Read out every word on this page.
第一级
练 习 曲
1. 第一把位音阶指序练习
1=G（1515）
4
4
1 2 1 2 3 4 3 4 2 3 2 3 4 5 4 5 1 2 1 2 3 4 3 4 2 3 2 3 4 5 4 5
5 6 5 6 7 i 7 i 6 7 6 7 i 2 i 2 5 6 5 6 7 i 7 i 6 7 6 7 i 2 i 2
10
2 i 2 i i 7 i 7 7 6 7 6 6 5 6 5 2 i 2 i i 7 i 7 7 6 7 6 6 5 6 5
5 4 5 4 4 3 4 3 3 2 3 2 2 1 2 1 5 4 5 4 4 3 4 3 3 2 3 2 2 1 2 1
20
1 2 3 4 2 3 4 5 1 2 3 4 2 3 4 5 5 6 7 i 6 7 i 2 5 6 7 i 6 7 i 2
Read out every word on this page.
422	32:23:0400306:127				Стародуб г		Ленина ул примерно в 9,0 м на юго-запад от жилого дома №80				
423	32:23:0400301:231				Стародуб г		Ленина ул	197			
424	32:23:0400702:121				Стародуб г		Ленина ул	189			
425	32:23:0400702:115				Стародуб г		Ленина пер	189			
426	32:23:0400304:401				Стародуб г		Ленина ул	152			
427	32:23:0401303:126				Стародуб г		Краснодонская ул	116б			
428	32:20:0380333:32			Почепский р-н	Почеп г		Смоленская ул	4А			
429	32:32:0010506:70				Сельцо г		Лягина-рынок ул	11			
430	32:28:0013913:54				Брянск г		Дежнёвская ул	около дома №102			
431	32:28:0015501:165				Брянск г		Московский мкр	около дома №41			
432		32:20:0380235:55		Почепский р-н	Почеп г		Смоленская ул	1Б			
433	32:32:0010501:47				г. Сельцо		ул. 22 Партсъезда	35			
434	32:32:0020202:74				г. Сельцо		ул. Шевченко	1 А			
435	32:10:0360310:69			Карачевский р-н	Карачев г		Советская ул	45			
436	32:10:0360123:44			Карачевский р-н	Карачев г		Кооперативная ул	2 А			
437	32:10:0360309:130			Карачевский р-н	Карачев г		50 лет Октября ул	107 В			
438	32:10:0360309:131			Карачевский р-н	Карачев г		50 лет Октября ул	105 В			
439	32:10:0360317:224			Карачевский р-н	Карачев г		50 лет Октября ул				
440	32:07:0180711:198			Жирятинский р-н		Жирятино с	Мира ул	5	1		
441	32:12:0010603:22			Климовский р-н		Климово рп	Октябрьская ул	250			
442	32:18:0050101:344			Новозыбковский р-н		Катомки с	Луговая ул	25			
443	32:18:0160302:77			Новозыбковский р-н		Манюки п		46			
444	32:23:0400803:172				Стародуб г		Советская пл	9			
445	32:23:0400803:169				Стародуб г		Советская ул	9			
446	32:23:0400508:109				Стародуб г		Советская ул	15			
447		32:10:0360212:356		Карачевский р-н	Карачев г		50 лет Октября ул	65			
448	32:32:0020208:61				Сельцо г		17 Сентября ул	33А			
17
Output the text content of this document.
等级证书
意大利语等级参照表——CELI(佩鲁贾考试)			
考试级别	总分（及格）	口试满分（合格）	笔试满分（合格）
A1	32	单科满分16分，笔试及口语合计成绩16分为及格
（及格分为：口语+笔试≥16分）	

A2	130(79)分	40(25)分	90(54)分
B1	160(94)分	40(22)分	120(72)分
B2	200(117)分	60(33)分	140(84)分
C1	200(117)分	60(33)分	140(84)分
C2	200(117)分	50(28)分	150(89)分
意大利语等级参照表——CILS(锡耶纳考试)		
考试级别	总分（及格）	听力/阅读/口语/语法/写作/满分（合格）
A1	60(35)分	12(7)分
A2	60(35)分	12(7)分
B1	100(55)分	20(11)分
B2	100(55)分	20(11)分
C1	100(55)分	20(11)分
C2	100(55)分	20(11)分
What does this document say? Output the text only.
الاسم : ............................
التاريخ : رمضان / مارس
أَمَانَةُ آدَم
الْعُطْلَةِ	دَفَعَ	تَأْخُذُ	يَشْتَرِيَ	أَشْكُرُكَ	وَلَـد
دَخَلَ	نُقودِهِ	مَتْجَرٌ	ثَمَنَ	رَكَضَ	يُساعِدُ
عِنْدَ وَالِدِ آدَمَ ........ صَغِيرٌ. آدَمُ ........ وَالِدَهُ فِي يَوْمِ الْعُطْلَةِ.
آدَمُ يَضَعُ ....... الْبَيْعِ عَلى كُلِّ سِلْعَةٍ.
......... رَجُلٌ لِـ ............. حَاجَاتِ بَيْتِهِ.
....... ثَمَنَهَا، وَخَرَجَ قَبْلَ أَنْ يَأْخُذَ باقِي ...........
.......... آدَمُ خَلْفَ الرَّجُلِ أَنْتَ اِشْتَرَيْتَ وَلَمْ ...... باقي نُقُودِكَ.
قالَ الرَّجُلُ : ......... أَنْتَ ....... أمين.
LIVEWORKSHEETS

*EXERCISE AIM*
Can you quote exactly the lines from the one containing "What does this" through the last line of the records above, and nothing else?

*OUTPUT FOR THIS TASK*
What does this document say? Output the text only.
الاسم : ............................
التاريخ : رمضان / مارس
أَمَانَةُ آدَم
الْعُطْلَةِ	دَفَعَ	تَأْخُذُ	يَشْتَرِيَ	أَشْكُرُكَ	وَلَـد
دَخَلَ	نُقودِهِ	مَتْجَرٌ	ثَمَنَ	رَكَضَ	يُساعِدُ
عِنْدَ وَالِدِ آدَمَ ........ صَغِيرٌ. آدَمُ ........ وَالِدَهُ فِي يَوْمِ الْعُطْلَةِ.
آدَمُ يَضَعُ ....... الْبَيْعِ عَلى كُلِّ سِلْعَةٍ.
......... رَجُلٌ لِـ ............. حَاجَاتِ بَيْتِهِ.
....... ثَمَنَهَا، وَخَرَجَ قَبْلَ أَنْ يَأْخُذَ باقِي ...........
.......... آدَمُ خَلْفَ الرَّجُلِ أَنْتَ اِشْتَرَيْتَ وَلَمْ ...... باقي نُقُودِكَ.
قالَ الرَّجُلُ : ......... أَنْتَ ....... أمين.
LIVEWORKSHEETS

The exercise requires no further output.